* _Written exercise_
Gather, from the data below, each line in which the word "Logout" occurs.

───── Data for the task ─────

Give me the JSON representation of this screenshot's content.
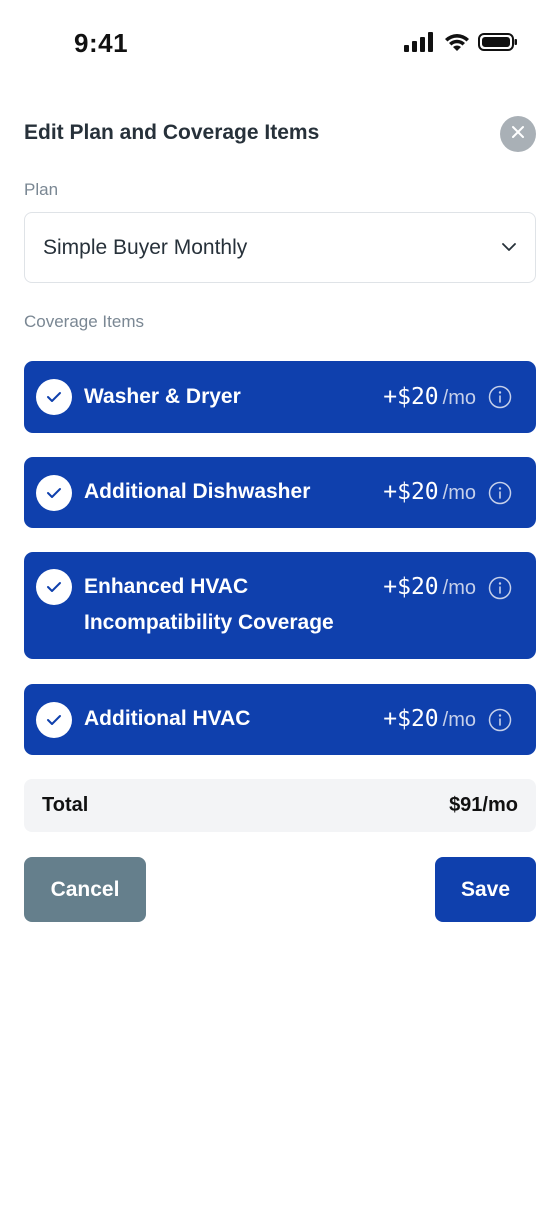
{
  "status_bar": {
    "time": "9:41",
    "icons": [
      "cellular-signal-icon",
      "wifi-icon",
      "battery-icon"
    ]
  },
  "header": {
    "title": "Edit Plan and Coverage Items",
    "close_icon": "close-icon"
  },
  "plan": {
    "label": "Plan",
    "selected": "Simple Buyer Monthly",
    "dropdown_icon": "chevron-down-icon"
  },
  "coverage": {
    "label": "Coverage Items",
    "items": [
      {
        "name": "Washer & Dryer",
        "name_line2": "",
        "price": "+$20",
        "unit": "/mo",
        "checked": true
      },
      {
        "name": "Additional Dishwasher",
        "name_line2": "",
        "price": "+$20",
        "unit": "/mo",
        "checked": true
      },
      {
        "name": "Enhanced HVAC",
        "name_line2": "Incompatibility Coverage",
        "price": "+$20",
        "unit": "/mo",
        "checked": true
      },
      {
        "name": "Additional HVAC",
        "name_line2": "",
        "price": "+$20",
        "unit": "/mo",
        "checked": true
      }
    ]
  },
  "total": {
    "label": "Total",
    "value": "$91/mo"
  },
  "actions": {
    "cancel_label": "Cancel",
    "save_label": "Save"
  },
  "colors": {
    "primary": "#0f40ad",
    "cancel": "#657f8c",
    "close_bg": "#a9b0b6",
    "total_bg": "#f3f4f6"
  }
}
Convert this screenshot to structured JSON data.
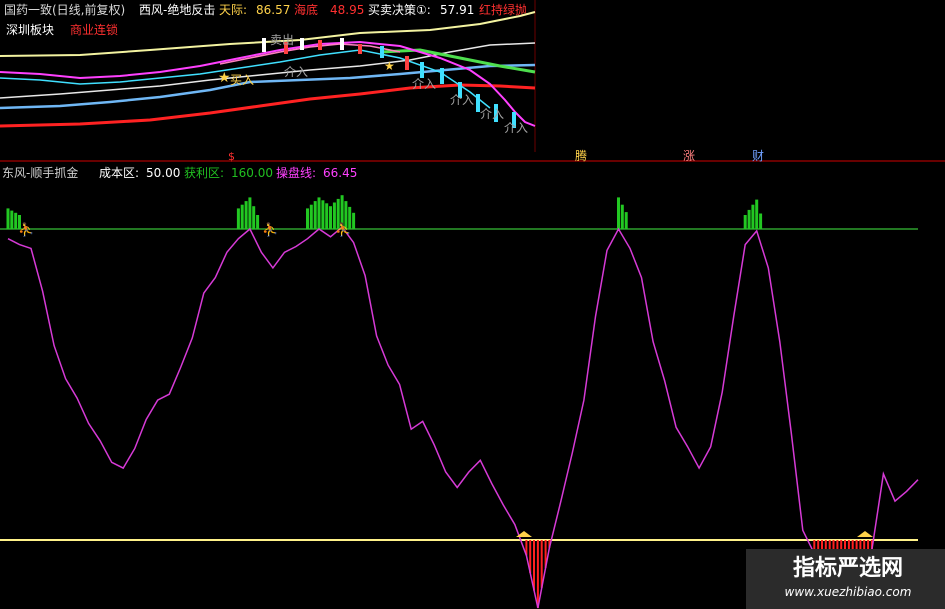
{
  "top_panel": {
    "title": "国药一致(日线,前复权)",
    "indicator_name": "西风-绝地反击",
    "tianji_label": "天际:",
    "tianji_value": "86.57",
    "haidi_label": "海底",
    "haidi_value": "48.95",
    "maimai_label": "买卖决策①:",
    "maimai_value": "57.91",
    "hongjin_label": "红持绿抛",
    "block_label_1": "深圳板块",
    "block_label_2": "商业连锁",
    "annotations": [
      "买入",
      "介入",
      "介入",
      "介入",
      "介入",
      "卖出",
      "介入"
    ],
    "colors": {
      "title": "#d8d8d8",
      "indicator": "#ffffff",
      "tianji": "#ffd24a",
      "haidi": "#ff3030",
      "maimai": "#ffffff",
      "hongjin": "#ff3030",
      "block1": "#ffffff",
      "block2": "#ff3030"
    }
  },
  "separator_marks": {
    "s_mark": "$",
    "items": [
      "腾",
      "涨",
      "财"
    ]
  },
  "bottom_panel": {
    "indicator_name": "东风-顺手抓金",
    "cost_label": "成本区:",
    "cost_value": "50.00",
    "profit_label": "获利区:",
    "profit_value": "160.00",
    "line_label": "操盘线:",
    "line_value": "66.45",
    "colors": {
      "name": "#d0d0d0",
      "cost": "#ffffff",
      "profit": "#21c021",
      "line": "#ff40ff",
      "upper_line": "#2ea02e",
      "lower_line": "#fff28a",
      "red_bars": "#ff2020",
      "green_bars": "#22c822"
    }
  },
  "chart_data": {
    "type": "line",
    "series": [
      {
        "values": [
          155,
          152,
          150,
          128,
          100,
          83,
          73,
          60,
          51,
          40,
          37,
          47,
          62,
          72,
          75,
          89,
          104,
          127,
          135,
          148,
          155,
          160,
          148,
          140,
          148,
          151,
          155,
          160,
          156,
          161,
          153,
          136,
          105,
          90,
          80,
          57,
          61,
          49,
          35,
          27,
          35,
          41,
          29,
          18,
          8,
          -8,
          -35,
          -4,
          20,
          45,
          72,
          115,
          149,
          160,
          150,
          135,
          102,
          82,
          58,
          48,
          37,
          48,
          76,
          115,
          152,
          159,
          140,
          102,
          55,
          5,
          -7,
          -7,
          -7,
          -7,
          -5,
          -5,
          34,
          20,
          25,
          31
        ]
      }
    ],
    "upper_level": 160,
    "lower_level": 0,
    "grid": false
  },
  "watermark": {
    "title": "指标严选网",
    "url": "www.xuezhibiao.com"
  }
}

─────
───── Data for the task ─────

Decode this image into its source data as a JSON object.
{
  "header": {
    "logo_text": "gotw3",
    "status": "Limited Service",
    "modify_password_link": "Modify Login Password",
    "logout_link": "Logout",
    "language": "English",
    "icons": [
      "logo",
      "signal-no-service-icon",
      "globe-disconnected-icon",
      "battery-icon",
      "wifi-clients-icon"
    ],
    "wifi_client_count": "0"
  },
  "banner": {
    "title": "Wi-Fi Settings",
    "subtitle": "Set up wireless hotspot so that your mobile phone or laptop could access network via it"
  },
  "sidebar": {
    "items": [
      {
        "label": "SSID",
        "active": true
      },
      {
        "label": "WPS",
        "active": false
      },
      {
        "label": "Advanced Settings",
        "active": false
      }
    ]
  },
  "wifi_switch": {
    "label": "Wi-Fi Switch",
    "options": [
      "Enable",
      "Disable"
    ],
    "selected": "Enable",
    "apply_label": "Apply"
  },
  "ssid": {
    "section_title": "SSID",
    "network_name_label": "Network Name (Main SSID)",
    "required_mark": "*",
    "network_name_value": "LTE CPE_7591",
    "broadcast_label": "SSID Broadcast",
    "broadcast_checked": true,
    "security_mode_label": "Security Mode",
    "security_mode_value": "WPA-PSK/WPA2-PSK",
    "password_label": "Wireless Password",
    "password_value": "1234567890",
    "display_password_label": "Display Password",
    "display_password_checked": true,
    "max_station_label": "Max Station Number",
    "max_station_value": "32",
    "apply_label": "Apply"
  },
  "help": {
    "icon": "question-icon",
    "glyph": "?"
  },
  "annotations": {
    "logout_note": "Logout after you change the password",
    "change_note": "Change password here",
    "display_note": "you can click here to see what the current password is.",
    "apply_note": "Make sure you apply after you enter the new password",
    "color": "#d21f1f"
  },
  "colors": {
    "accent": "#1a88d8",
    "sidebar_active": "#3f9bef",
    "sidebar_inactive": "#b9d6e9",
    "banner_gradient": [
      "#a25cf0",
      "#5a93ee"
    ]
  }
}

─────

* _Written answer_
    "logout_link": "Logout",
    "logout_note": "Logout after you change the password",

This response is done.